→ Data provided
○ ○ ○ ○ ○

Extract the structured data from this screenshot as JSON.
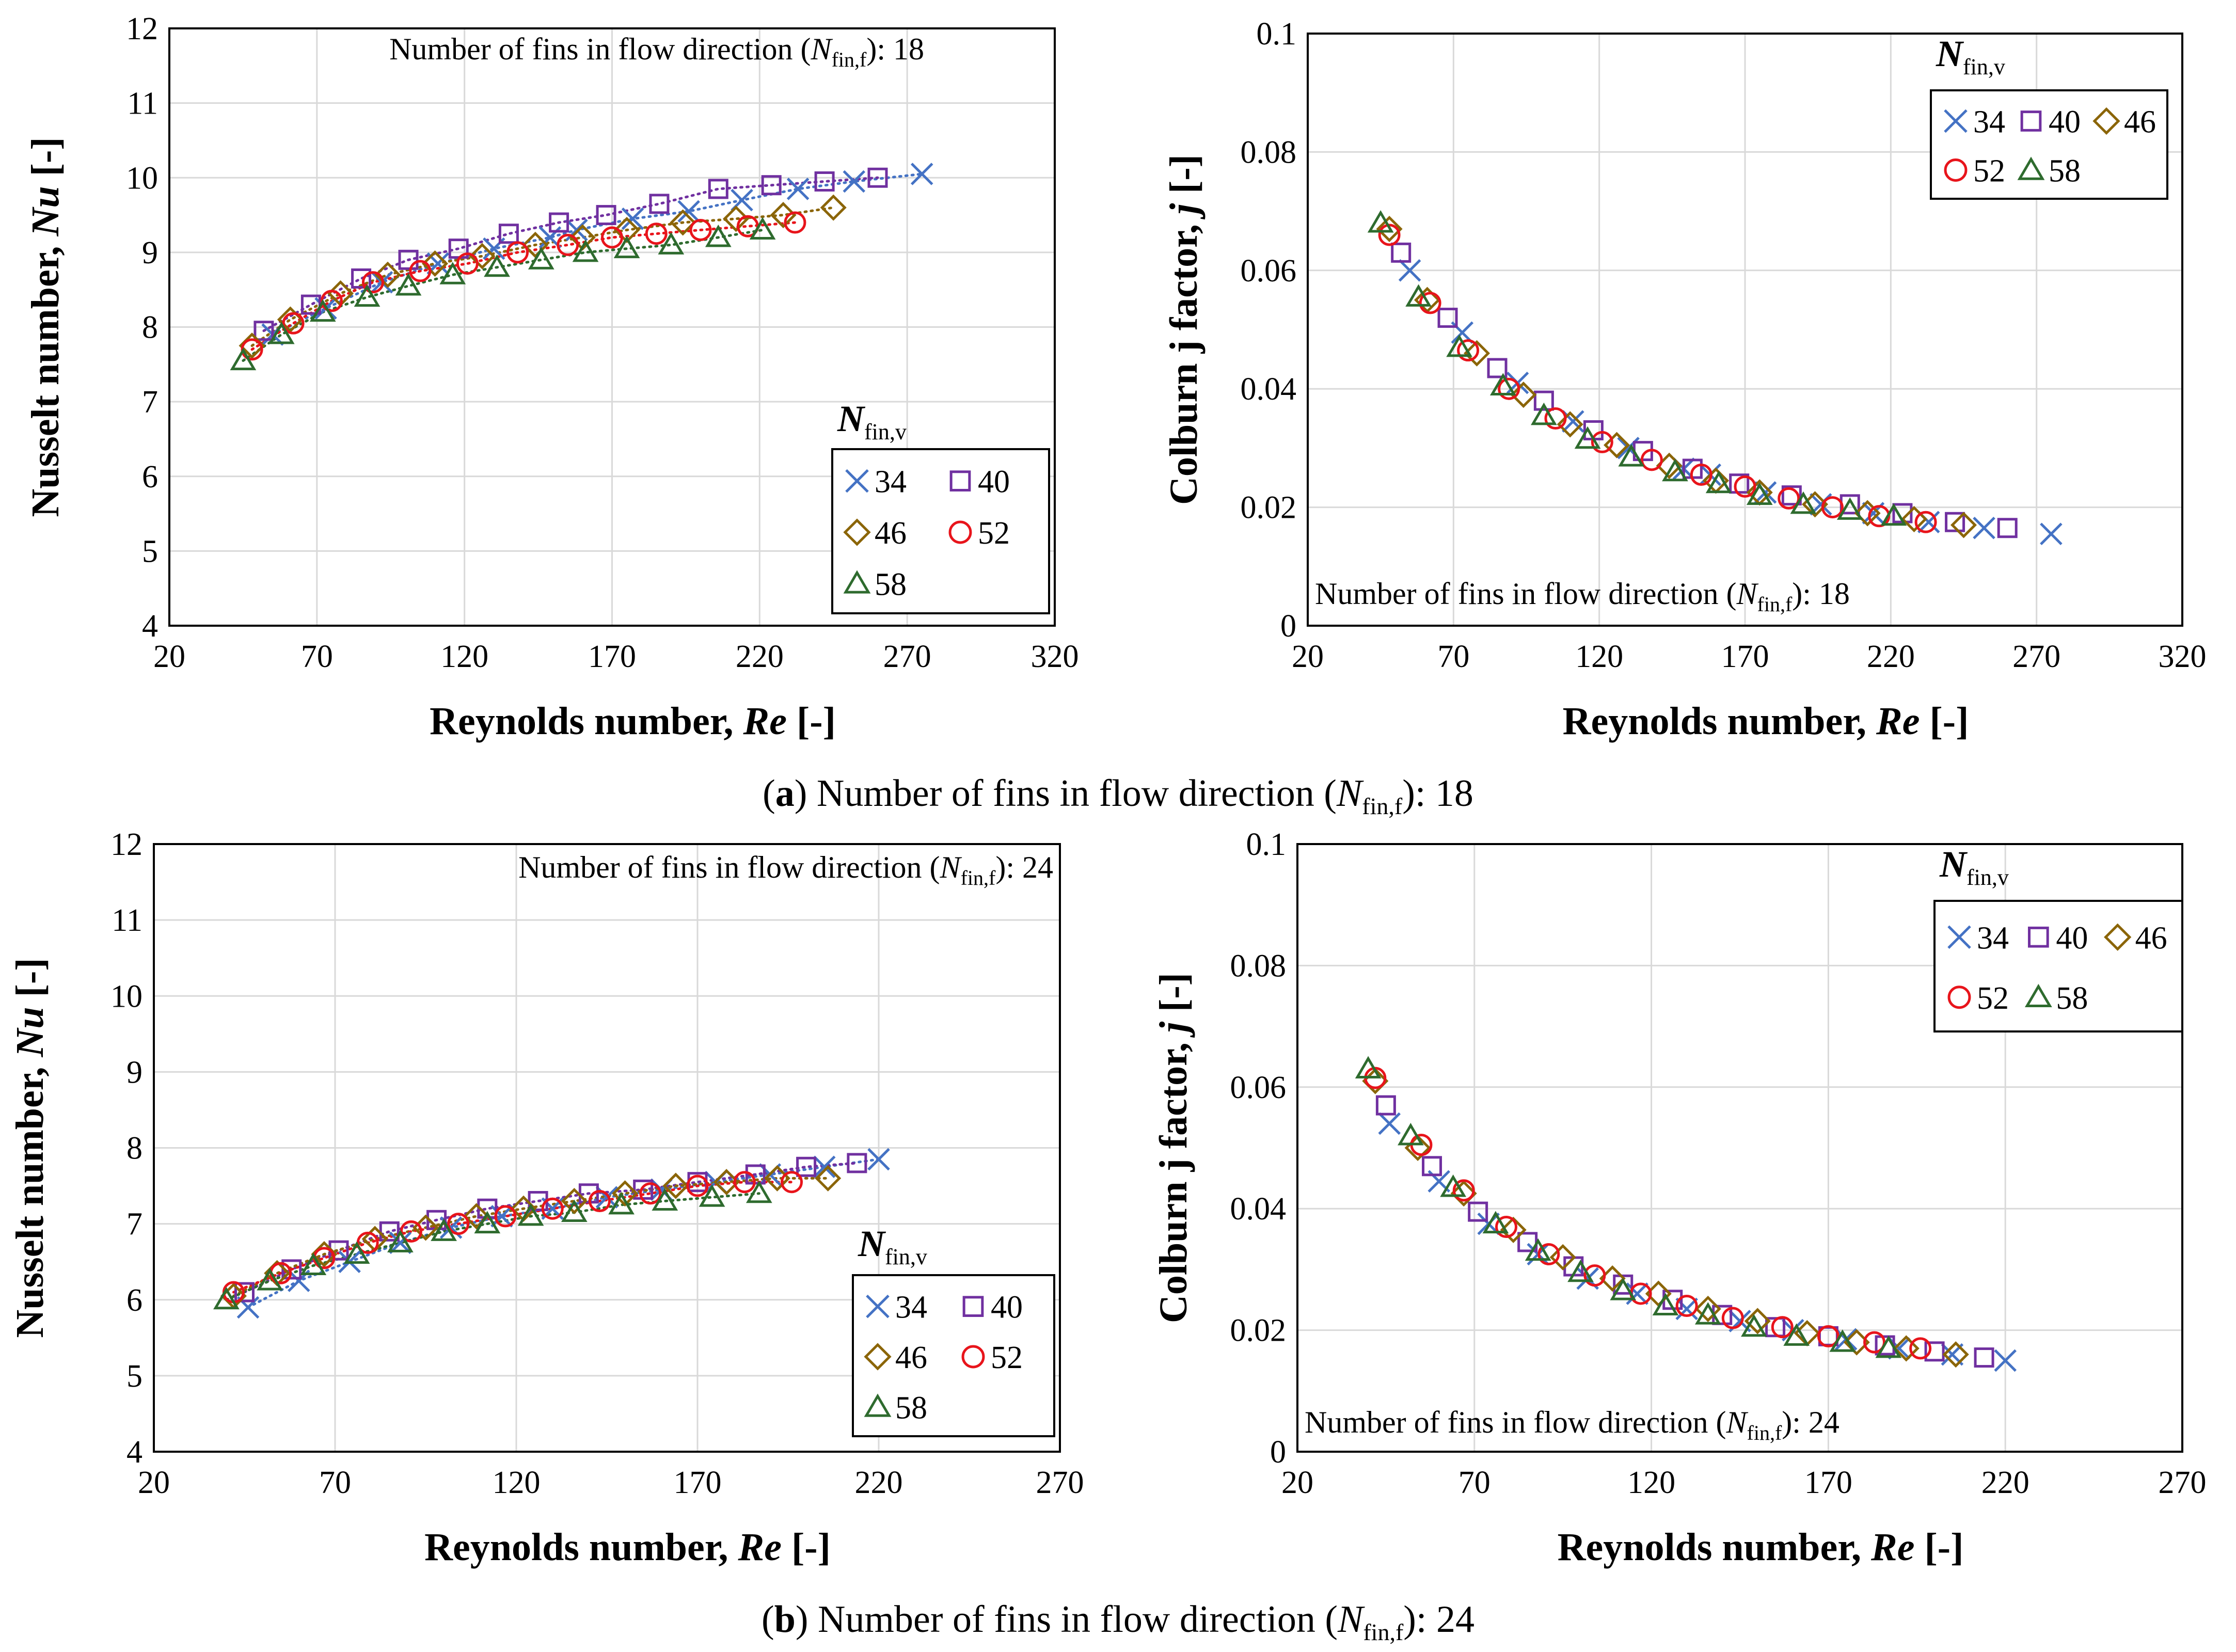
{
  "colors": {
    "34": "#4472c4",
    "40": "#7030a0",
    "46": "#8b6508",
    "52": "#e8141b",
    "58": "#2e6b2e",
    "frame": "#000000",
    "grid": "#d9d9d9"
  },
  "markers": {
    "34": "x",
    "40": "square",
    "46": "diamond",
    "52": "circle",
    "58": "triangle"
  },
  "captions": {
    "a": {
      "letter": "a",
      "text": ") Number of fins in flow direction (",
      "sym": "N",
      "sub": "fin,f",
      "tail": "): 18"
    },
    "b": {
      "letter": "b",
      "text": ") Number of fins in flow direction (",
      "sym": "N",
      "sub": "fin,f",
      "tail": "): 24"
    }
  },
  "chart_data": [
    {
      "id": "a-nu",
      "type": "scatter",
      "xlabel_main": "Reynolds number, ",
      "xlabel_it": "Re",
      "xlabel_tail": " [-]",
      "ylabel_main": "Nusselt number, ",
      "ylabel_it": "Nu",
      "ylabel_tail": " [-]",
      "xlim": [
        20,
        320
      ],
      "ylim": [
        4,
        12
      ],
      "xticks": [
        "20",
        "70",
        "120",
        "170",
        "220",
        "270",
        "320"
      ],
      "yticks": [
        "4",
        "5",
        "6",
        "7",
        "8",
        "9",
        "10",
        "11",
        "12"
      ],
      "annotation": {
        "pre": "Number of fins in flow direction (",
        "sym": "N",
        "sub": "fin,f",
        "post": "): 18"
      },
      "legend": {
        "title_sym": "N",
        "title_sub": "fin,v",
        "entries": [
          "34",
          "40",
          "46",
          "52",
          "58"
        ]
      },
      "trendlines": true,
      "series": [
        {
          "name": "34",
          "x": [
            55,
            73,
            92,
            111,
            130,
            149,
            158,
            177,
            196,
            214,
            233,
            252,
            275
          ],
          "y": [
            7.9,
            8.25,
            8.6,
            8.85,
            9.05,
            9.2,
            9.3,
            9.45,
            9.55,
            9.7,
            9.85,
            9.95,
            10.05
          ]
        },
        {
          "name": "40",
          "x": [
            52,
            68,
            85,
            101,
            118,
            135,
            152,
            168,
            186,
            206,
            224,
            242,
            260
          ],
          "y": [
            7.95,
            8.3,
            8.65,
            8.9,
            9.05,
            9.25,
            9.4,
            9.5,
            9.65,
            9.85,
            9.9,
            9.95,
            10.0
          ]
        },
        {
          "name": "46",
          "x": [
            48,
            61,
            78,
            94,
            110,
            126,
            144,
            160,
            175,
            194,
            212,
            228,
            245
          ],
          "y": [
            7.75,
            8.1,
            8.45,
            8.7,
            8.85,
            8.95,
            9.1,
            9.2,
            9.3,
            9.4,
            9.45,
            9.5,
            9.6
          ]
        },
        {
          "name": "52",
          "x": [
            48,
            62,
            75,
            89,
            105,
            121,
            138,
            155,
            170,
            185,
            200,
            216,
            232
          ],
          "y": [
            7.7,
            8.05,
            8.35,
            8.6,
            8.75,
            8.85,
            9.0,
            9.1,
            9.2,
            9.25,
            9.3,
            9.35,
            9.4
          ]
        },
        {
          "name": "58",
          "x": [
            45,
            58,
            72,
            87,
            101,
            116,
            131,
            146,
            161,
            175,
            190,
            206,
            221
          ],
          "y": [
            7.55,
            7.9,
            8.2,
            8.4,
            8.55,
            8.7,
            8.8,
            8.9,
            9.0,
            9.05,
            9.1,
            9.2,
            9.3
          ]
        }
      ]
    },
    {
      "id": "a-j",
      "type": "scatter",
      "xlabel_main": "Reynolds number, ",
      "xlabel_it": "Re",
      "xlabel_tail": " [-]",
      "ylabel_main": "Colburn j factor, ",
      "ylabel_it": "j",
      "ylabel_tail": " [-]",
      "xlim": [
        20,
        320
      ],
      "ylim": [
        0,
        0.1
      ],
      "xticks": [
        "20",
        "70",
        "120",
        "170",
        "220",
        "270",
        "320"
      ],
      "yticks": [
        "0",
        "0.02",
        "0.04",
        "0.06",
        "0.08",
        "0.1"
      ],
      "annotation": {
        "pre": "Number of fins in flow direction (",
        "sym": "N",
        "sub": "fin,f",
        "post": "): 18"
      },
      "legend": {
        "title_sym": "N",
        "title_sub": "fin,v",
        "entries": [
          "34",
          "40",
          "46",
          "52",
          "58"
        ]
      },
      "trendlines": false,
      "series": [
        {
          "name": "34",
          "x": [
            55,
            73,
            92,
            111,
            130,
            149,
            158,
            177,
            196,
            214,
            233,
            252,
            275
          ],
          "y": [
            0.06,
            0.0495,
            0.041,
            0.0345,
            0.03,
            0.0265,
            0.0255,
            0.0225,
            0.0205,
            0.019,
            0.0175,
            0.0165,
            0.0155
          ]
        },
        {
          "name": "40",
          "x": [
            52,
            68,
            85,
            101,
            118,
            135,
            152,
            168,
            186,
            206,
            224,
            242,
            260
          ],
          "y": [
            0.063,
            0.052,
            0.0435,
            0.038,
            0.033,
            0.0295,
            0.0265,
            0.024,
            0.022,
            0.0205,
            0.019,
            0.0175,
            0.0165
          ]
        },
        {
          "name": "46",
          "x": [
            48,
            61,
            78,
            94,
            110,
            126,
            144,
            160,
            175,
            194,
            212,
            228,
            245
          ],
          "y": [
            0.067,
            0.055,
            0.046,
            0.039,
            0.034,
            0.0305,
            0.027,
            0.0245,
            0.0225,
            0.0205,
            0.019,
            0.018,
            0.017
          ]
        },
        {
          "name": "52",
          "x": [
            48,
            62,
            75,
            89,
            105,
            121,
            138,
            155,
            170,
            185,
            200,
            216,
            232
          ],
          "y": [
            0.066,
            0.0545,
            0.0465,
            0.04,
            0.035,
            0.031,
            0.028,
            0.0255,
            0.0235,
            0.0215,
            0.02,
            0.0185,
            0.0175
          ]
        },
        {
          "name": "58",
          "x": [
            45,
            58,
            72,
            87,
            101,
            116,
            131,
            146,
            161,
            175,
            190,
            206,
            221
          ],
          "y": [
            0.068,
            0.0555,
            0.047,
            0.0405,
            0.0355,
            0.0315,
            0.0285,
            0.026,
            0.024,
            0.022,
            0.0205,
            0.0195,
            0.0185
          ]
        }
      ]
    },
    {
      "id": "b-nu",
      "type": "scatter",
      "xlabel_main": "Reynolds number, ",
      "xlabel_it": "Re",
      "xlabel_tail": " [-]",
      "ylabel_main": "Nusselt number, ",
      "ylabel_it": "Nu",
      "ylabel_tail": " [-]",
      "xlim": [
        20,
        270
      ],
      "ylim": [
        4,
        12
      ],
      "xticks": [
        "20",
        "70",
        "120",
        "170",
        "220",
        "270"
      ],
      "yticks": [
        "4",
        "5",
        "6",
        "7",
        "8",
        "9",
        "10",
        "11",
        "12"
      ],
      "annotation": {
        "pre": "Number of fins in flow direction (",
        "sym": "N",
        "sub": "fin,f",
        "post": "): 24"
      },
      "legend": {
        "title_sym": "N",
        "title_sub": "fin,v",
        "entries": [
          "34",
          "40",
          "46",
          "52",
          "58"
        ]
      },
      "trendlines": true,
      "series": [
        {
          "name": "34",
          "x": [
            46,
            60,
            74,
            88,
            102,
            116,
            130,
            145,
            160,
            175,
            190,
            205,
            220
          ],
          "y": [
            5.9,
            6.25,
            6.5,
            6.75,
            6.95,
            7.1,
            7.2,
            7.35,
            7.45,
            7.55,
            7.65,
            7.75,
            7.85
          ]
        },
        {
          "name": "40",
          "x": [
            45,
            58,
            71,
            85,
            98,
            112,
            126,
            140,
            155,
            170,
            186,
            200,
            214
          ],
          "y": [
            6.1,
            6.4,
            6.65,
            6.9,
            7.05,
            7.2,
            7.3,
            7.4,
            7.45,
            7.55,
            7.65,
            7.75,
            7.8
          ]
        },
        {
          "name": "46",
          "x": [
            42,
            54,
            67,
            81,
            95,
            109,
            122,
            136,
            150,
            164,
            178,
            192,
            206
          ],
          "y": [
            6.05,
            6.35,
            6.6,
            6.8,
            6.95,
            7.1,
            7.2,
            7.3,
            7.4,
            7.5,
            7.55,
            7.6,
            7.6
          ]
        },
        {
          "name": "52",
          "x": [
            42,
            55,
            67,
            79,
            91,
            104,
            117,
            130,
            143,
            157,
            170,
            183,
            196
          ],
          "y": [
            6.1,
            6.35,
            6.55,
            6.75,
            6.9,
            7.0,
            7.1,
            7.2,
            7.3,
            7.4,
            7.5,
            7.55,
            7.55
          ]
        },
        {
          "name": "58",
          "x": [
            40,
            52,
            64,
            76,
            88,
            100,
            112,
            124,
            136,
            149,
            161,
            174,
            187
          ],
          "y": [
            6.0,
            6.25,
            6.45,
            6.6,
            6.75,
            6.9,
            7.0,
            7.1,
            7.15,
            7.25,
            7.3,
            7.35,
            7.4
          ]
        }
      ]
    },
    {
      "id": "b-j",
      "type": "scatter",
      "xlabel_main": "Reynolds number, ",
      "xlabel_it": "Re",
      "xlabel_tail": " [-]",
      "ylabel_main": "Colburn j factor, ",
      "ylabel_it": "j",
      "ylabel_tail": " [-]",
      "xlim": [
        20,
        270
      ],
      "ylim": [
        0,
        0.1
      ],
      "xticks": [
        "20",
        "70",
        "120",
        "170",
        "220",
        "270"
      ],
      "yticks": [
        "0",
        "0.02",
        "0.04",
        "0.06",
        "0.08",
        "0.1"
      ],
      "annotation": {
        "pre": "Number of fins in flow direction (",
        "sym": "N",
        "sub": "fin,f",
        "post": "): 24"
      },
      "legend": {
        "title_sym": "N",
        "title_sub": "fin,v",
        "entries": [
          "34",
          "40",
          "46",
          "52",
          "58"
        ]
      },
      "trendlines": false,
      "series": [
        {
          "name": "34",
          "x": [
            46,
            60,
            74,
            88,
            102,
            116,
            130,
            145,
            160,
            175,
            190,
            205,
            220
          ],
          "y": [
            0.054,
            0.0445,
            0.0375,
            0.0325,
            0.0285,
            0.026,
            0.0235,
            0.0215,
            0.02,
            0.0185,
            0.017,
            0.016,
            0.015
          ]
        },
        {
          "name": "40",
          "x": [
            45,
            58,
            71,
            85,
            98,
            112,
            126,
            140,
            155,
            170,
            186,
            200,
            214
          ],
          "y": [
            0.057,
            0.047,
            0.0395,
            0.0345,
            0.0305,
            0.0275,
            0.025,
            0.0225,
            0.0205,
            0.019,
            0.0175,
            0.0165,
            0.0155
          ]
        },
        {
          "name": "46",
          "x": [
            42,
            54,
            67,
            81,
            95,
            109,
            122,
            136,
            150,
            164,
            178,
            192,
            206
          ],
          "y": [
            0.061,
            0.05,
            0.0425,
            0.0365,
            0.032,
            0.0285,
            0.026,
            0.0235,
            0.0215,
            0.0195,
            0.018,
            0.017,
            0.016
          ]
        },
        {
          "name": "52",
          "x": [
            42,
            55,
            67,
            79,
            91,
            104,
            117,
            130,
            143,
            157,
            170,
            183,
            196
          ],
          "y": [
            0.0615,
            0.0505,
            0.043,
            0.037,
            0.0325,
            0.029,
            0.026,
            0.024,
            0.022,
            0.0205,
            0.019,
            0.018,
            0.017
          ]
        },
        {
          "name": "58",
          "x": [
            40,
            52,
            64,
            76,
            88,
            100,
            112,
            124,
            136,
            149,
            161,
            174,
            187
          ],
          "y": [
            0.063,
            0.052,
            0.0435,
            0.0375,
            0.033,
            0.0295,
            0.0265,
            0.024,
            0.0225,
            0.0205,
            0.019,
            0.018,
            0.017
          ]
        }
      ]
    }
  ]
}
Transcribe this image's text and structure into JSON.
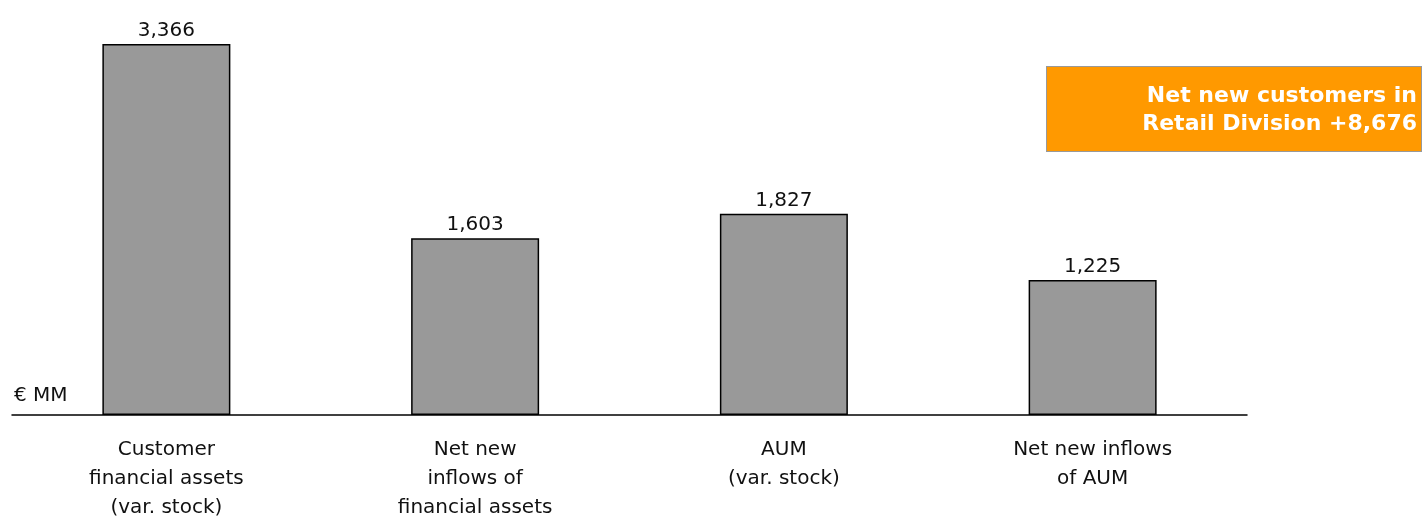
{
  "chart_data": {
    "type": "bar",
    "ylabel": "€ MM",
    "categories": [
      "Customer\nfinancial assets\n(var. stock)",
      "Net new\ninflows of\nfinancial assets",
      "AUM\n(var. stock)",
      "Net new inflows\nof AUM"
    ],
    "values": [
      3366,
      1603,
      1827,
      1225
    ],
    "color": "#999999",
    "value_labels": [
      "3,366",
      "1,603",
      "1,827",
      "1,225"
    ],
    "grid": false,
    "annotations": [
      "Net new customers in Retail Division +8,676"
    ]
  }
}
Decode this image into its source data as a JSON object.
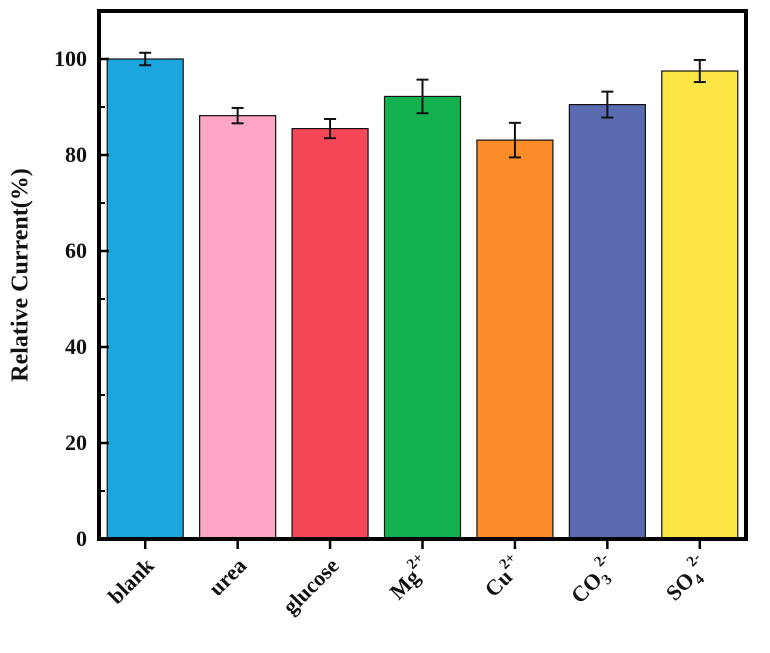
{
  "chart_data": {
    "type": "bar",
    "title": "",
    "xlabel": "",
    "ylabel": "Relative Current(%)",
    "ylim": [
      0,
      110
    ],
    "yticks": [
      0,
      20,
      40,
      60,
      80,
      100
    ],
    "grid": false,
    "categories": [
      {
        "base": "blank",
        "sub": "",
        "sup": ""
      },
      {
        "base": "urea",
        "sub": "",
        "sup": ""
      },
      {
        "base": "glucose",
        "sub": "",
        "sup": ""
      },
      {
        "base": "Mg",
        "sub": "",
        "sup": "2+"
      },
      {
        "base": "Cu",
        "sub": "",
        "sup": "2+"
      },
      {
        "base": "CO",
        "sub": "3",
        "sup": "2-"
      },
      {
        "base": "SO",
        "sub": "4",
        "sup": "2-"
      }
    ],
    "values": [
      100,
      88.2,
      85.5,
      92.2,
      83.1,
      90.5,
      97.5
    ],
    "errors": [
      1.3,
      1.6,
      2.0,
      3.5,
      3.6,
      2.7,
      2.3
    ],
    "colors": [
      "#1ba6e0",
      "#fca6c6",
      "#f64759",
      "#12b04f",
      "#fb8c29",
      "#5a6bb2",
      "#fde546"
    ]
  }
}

○ ○ ○ ○ ○

→ Task instructions
Look above for every line with the word "JSON" and copy it.

→ Complete response
Extract the structured data from this screenshot as JSON.
Transcribe this image's text and structure into JSON.
Decode this image into its source data as a JSON object.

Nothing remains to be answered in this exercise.